For this exercise, copy out each line of the material below that includes "Trasp".

Collection entries:
==*==

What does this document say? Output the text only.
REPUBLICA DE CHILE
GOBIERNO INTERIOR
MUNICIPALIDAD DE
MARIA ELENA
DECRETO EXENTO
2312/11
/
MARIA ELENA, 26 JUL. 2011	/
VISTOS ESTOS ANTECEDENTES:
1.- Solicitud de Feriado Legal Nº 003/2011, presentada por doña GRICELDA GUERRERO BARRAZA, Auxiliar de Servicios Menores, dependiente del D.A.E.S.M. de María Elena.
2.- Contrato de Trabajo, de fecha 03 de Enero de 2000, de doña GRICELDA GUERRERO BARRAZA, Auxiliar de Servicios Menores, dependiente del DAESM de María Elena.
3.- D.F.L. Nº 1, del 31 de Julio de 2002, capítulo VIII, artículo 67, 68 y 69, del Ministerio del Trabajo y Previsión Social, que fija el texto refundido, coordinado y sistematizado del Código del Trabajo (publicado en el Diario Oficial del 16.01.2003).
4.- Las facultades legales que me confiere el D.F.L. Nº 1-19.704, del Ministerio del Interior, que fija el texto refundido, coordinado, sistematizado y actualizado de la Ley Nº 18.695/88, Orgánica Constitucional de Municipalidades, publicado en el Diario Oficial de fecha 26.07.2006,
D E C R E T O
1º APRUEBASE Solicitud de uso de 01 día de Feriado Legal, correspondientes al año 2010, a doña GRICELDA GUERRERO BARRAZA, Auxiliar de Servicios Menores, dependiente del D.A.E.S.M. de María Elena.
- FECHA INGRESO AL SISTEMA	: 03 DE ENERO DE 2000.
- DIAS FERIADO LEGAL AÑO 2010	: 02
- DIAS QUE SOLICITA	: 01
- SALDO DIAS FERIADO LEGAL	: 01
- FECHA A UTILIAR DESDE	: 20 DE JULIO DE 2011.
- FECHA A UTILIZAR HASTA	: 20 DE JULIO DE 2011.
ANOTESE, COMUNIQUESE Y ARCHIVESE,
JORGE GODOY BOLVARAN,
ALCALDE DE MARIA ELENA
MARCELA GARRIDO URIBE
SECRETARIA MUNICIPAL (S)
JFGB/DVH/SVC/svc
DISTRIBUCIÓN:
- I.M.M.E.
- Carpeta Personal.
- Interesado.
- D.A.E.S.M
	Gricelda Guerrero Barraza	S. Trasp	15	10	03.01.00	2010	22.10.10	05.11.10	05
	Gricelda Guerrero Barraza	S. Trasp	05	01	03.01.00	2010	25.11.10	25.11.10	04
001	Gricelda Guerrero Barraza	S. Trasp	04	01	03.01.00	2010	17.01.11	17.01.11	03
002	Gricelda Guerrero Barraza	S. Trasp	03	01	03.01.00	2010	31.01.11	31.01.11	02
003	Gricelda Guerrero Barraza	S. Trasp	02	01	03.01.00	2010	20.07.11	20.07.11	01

==*==

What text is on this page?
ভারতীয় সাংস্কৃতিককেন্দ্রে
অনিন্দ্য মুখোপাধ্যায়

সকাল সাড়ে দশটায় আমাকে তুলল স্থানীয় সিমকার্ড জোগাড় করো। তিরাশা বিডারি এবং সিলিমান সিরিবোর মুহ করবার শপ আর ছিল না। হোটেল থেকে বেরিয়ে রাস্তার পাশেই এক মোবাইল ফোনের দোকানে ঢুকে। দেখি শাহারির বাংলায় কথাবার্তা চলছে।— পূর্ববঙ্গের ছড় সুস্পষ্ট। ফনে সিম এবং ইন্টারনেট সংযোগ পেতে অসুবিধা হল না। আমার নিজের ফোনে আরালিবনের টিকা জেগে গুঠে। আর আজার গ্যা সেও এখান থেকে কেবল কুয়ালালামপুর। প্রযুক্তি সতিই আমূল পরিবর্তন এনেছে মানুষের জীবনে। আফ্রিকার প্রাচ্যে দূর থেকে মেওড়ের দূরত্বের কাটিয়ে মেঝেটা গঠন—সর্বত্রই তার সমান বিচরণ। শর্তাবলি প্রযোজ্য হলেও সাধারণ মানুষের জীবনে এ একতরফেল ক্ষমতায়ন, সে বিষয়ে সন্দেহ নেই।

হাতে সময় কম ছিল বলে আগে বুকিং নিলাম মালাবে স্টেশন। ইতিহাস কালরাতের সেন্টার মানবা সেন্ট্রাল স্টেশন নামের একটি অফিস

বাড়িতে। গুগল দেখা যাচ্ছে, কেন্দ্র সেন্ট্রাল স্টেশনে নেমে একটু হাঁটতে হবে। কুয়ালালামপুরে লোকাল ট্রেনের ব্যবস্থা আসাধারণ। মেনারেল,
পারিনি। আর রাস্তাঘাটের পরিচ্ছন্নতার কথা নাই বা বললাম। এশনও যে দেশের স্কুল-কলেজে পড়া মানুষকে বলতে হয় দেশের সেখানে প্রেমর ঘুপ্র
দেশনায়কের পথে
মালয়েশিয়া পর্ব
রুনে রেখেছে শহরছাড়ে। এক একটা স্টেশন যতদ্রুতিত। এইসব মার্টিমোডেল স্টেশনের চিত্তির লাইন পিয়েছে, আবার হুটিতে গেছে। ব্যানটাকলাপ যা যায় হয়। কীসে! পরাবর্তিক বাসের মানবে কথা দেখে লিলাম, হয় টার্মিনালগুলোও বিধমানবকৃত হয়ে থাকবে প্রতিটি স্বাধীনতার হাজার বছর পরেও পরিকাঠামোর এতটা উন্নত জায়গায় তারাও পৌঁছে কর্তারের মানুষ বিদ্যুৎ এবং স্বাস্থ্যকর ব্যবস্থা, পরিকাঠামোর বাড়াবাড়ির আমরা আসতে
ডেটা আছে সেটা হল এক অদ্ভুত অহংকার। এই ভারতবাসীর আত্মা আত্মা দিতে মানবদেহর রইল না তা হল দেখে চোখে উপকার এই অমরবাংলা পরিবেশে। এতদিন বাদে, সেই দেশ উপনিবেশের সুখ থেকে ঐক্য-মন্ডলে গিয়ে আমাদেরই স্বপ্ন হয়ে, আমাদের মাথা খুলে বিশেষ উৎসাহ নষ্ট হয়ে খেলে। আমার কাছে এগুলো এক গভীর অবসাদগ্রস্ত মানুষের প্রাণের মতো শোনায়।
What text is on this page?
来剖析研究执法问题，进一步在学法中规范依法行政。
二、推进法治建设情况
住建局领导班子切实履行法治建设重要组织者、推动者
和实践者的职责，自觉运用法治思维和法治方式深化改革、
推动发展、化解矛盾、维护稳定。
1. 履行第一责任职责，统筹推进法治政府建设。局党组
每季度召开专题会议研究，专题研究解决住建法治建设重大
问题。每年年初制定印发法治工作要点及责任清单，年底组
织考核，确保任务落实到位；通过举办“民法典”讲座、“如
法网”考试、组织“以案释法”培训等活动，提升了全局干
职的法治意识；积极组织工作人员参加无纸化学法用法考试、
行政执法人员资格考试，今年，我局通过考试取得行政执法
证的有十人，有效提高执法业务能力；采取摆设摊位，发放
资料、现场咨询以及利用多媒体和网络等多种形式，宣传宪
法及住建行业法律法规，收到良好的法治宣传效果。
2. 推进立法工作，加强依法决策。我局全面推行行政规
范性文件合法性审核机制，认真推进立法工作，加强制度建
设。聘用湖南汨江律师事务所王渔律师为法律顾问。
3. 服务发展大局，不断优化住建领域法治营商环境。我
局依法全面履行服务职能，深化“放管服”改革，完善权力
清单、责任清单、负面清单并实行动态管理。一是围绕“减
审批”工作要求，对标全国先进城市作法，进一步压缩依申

==*==

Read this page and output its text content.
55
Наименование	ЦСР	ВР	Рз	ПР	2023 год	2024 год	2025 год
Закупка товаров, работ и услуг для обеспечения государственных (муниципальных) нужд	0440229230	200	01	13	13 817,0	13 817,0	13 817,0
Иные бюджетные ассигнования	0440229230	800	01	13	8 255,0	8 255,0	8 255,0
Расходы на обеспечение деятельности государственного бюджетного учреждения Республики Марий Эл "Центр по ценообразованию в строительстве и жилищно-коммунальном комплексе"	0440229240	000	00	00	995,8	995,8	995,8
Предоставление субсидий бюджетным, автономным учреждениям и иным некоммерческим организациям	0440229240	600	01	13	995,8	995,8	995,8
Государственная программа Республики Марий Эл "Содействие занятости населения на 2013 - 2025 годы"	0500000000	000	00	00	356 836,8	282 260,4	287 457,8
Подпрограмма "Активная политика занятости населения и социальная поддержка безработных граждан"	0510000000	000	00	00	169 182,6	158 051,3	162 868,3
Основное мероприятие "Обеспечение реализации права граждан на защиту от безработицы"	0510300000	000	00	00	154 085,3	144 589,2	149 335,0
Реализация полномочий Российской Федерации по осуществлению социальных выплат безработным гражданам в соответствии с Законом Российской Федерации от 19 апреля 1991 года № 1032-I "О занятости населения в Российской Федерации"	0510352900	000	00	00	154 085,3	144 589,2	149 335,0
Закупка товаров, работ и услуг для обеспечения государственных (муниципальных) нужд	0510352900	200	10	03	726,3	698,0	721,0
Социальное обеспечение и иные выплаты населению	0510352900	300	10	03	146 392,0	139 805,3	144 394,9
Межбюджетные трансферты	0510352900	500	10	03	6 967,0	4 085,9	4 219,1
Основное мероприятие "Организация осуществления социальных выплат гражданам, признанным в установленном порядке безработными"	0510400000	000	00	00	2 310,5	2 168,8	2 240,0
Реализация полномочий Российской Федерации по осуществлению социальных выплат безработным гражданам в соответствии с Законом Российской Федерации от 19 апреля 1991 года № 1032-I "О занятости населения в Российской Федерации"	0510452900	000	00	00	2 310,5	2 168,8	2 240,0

==*==

** FULL RESPONSE **
	Gricelda Guerrero Barraza	S. Trasp	15	10	03.01.00	2010	22.10.10	05.11.10	05
	Gricelda Guerrero Barraza	S. Trasp	05	01	03.01.00	2010	25.11.10	25.11.10	04
001	Gricelda Guerrero Barraza	S. Trasp	04	01	03.01.00	2010	17.01.11	17.01.11	03
002	Gricelda Guerrero Barraza	S. Trasp	03	01	03.01.00	2010	31.01.11	31.01.11	02
003	Gricelda Guerrero Barraza	S. Trasp	02	01	03.01.00	2010	20.07.11	20.07.11	01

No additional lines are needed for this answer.